Exercise description: Please write out the complete listing that follows, exactly as it reads.

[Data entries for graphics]
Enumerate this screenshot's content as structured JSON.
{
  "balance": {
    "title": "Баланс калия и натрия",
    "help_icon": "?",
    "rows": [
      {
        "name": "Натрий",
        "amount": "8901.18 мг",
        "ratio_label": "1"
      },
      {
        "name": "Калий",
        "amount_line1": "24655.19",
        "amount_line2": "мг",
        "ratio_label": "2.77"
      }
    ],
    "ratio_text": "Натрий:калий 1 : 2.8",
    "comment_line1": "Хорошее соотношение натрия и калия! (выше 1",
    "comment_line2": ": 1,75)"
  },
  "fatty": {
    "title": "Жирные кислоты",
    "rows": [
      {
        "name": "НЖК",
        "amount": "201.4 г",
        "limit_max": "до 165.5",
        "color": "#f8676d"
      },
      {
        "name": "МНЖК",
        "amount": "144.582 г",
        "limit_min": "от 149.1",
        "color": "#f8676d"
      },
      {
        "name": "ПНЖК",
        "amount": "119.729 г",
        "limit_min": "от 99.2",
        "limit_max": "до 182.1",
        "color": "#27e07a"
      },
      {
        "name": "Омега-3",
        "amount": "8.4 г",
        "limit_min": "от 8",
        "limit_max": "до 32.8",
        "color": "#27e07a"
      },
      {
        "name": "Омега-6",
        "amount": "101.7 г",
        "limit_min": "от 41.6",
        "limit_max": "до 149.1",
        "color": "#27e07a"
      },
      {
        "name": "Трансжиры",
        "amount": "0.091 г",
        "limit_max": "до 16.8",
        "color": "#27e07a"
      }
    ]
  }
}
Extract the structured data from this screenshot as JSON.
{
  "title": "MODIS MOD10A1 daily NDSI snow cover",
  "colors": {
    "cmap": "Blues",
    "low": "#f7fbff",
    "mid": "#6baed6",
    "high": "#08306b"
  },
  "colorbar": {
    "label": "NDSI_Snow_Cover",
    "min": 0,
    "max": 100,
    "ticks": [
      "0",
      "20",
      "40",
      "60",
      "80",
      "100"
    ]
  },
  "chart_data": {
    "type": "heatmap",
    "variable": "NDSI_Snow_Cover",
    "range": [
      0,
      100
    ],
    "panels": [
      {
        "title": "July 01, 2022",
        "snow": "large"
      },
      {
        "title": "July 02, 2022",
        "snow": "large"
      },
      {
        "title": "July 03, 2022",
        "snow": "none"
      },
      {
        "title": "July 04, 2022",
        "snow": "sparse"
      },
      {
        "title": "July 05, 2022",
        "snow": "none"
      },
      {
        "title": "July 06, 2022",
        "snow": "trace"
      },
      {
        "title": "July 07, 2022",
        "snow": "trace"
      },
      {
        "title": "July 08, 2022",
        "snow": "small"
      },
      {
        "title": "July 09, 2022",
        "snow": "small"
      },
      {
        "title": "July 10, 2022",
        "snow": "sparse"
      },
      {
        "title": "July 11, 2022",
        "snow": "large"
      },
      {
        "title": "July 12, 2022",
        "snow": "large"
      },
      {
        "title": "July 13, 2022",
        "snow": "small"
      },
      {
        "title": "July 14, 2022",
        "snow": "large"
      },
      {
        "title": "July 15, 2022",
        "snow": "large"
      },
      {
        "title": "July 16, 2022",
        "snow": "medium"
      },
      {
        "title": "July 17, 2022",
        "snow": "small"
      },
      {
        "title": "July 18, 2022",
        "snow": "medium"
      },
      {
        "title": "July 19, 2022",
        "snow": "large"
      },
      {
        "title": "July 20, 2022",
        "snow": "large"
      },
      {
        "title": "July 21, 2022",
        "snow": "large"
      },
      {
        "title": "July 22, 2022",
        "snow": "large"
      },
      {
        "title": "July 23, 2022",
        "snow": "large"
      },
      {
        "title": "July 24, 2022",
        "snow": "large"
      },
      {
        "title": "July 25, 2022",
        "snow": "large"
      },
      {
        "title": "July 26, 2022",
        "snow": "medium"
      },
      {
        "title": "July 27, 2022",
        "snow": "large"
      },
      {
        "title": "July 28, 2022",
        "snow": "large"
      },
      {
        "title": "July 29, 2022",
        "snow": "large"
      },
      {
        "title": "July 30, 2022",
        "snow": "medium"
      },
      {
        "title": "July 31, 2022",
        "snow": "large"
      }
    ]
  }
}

Problem solution:
Enumerate this screenshot's content as structured JSON.
{
  "balance": {
    "title": "Баланс калия и натрия",
    "help_icon": "?",
    "rows": [
      {
        "name": "Натрий",
        "amount": "8901.18 мг",
        "ratio_label": "1"
      },
      {
        "name": "Калий",
        "amount_line1": "24655.19",
        "amount_line2": "мг",
        "ratio_label": "2.77"
      }
    ],
    "ratio_text": "Натрий:калий 1 : 2.8",
    "comment_line1": "Хорошее соотношение натрия и калия! (выше 1",
    "comment_line2": ": 1,75)"
  },
  "fatty": {
    "title": "Жирные кислоты",
    "rows": [
      {
        "name": "НЖК",
        "amount": "201.4 г",
        "limit_max": "до 165.5",
        "color": "#f8676d"
      },
      {
        "name": "МНЖК",
        "amount": "144.582 г",
        "limit_min": "от 149.1",
        "color": "#f8676d"
      },
      {
        "name": "ПНЖК",
        "amount": "119.729 г",
        "limit_min": "от 99.2",
        "limit_max": "до 182.1",
        "color": "#27e07a"
      },
      {
        "name": "Омега-3",
        "amount": "8.4 г",
        "limit_min": "от 8",
        "limit_max": "до 32.8",
        "color": "#27e07a"
      },
      {
        "name": "Омега-6",
        "amount": "101.7 г",
        "limit_min": "от 41.6",
        "limit_max": "до 149.1",
        "color": "#27e07a"
      },
      {
        "name": "Трансжиры",
        "amount": "0.091 г",
        "limit_max": "до 16.8",
        "color": "#27e07a"
      }
    ]
  }
}
Extract the structured data from this screenshot as JSON.
{
  "title": "MODIS MOD10A1 daily NDSI snow cover",
  "colors": {
    "cmap": "Blues",
    "low": "#f7fbff",
    "mid": "#6baed6",
    "high": "#08306b"
  },
  "colorbar": {
    "label": "NDSI_Snow_Cover",
    "min": 0,
    "max": 100,
    "ticks": [
      "0",
      "20",
      "40",
      "60",
      "80",
      "100"
    ]
  },
  "chart_data": {
    "type": "heatmap",
    "variable": "NDSI_Snow_Cover",
    "range": [
      0,
      100
    ],
    "panels": [
      {
        "title": "July 01, 2022",
        "snow": "large"
      },
      {
        "title": "July 02, 2022",
        "snow": "large"
      },
      {
        "title": "July 03, 2022",
        "snow": "none"
      },
      {
        "title": "July 04, 2022",
        "snow": "sparse"
      },
      {
        "title": "July 05, 2022",
        "snow": "none"
      },
      {
        "title": "July 06, 2022",
        "snow": "trace"
      },
      {
        "title": "July 07, 2022",
        "snow": "trace"
      },
      {
        "title": "July 08, 2022",
        "snow": "small"
      },
      {
        "title": "July 09, 2022",
        "snow": "small"
      },
      {
        "title": "July 10, 2022",
        "snow": "sparse"
      },
      {
        "title": "July 11, 2022",
        "snow": "large"
      },
      {
        "title": "July 12, 2022",
        "snow": "large"
      },
      {
        "title": "July 13, 2022",
        "snow": "small"
      },
      {
        "title": "July 14, 2022",
        "snow": "large"
      },
      {
        "title": "July 15, 2022",
        "snow": "large"
      },
      {
        "title": "July 16, 2022",
        "snow": "medium"
      },
      {
        "title": "July 17, 2022",
        "snow": "small"
      },
      {
        "title": "July 18, 2022",
        "snow": "medium"
      },
      {
        "title": "July 19, 2022",
        "snow": "large"
      },
      {
        "title": "July 20, 2022",
        "snow": "large"
      },
      {
        "title": "July 21, 2022",
        "snow": "large"
      },
      {
        "title": "July 22, 2022",
        "snow": "large"
      },
      {
        "title": "July 23, 2022",
        "snow": "large"
      },
      {
        "title": "July 24, 2022",
        "snow": "large"
      },
      {
        "title": "July 25, 2022",
        "snow": "large"
      },
      {
        "title": "July 26, 2022",
        "snow": "medium"
      },
      {
        "title": "July 27, 2022",
        "snow": "large"
      },
      {
        "title": "July 28, 2022",
        "snow": "large"
      },
      {
        "title": "July 29, 2022",
        "snow": "large"
      },
      {
        "title": "July 30, 2022",
        "snow": "medium"
      },
      {
        "title": "July 31, 2022",
        "snow": "large"
      }
    ]
  }
}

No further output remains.